Extracted data entries:

☆ ☆ ☆ ☆ ☆ ☆ ☆

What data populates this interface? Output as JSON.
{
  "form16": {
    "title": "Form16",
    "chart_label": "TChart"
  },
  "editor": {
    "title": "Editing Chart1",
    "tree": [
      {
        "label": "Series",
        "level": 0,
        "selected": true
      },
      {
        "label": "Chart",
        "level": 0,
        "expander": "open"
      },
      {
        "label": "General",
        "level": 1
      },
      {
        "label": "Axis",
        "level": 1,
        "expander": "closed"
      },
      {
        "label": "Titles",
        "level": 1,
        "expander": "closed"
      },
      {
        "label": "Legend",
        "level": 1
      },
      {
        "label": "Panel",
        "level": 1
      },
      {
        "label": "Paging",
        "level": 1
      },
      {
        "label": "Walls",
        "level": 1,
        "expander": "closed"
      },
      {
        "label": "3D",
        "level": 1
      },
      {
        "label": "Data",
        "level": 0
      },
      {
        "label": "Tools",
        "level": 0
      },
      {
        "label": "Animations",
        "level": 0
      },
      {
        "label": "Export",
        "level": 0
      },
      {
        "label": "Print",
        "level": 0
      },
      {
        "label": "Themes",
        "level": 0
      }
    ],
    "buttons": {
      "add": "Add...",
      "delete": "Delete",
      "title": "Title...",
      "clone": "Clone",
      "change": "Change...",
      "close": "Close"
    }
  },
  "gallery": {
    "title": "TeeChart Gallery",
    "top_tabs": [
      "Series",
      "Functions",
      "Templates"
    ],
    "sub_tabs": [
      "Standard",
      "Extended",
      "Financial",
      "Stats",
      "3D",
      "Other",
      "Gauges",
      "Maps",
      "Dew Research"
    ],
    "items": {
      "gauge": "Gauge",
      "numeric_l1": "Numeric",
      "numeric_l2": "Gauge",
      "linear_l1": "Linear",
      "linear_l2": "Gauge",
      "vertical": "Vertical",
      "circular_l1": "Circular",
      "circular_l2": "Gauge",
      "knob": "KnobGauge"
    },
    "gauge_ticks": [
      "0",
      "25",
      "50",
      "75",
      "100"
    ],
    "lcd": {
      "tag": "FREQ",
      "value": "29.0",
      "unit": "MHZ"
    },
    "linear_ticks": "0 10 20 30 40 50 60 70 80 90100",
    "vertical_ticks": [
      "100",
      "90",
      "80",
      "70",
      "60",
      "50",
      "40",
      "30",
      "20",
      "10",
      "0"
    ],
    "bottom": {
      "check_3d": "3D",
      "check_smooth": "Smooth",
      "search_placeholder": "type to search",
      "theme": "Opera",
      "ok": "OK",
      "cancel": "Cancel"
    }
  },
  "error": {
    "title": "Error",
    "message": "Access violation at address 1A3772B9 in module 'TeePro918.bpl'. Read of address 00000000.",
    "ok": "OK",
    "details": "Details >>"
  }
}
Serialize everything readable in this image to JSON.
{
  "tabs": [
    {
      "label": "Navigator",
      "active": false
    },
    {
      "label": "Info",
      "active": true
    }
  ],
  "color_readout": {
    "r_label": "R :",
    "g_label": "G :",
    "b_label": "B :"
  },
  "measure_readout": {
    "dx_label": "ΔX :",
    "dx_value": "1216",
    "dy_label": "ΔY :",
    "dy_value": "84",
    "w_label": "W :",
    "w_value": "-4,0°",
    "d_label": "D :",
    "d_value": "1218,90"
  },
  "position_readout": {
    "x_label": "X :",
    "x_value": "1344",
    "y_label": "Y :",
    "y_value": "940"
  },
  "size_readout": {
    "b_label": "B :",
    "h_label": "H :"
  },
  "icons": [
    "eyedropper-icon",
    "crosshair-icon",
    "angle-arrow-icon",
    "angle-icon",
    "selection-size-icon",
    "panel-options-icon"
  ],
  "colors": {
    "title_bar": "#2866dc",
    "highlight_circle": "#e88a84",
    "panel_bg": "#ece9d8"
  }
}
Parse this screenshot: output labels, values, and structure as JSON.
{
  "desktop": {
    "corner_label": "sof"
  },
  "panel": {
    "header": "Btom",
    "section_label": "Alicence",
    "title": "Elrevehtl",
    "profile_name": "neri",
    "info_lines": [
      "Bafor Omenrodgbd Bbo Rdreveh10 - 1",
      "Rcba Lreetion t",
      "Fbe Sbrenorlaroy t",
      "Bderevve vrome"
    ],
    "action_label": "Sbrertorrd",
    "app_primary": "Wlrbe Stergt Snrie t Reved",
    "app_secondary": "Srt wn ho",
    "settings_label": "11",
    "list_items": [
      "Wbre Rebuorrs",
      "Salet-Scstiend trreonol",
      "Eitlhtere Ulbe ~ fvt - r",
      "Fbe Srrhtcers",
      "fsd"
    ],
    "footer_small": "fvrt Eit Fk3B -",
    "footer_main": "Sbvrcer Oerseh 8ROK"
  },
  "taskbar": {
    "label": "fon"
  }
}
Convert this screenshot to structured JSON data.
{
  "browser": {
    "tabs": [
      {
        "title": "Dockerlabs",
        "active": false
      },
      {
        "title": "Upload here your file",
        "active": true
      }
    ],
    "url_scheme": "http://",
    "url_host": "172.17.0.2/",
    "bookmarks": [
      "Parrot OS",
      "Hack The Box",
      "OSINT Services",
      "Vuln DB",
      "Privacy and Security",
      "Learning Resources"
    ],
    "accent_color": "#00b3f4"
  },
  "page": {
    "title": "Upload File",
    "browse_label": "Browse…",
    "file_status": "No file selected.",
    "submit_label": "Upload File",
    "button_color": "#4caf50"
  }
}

☆ ☆ ☆ ☆ ☆ ☆ ☆

### [Problem description]
Determine the number of lines in the entries above where the string "active" appears. Answer with the number alone.

### [Result]
4